■ What is needed
All entries below need to be written out exactly, but without their pictures.

■ Available data

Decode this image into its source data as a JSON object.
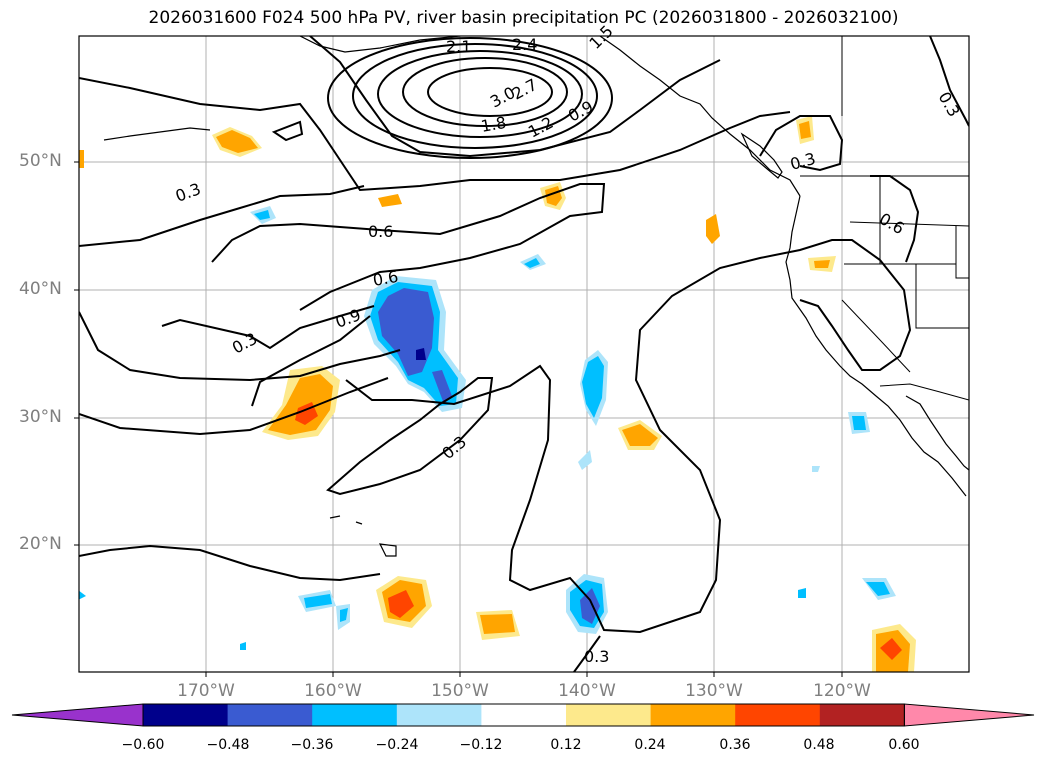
{
  "title": "2026031600 F024 500 hPa PV, river basin precipitation PC (2026031800 - 2026032100)",
  "lat_labels": [
    "50°N",
    "40°N",
    "30°N",
    "20°N"
  ],
  "lon_labels": [
    "170°W",
    "160°W",
    "150°W",
    "140°W",
    "130°W",
    "120°W"
  ],
  "contour_labels": [
    "2.1",
    "2.4",
    "3.0",
    "2.7",
    "1.8",
    "1.5",
    "1.2",
    "0.9",
    "0.3",
    "0.3",
    "0.3",
    "0.6",
    "0.6",
    "0.6",
    "0.9",
    "0.3",
    "0.3",
    "0.3"
  ],
  "colorbar": {
    "ticks": [
      "−0.60",
      "−0.48",
      "−0.36",
      "−0.24",
      "−0.12",
      "0.12",
      "0.24",
      "0.36",
      "0.48",
      "0.60"
    ],
    "colors": [
      "#9932cc",
      "#00008b",
      "#3a5bd1",
      "#00bfff",
      "#ade4fa",
      "#ffffff",
      "#fde98c",
      "#ffa500",
      "#ff4500",
      "#b22222",
      "#ff88aa"
    ]
  }
}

■ Output of the exercise
Decode this image into its source data as a JSON object.
{
  "title": "2026031600 F024 500 hPa PV, river basin precipitation PC (2026031800 - 2026032100)",
  "lat_labels": [
    "50°N",
    "40°N",
    "30°N",
    "20°N"
  ],
  "lon_labels": [
    "170°W",
    "160°W",
    "150°W",
    "140°W",
    "130°W",
    "120°W"
  ],
  "contour_labels": [
    "2.1",
    "2.4",
    "3.0",
    "2.7",
    "1.8",
    "1.5",
    "1.2",
    "0.9",
    "0.3",
    "0.3",
    "0.3",
    "0.6",
    "0.6",
    "0.6",
    "0.9",
    "0.3",
    "0.3",
    "0.3"
  ],
  "colorbar": {
    "ticks": [
      "−0.60",
      "−0.48",
      "−0.36",
      "−0.24",
      "−0.12",
      "0.12",
      "0.24",
      "0.36",
      "0.48",
      "0.60"
    ],
    "colors": [
      "#9932cc",
      "#00008b",
      "#3a5bd1",
      "#00bfff",
      "#ade4fa",
      "#ffffff",
      "#fde98c",
      "#ffa500",
      "#ff4500",
      "#b22222",
      "#ff88aa"
    ]
  }
}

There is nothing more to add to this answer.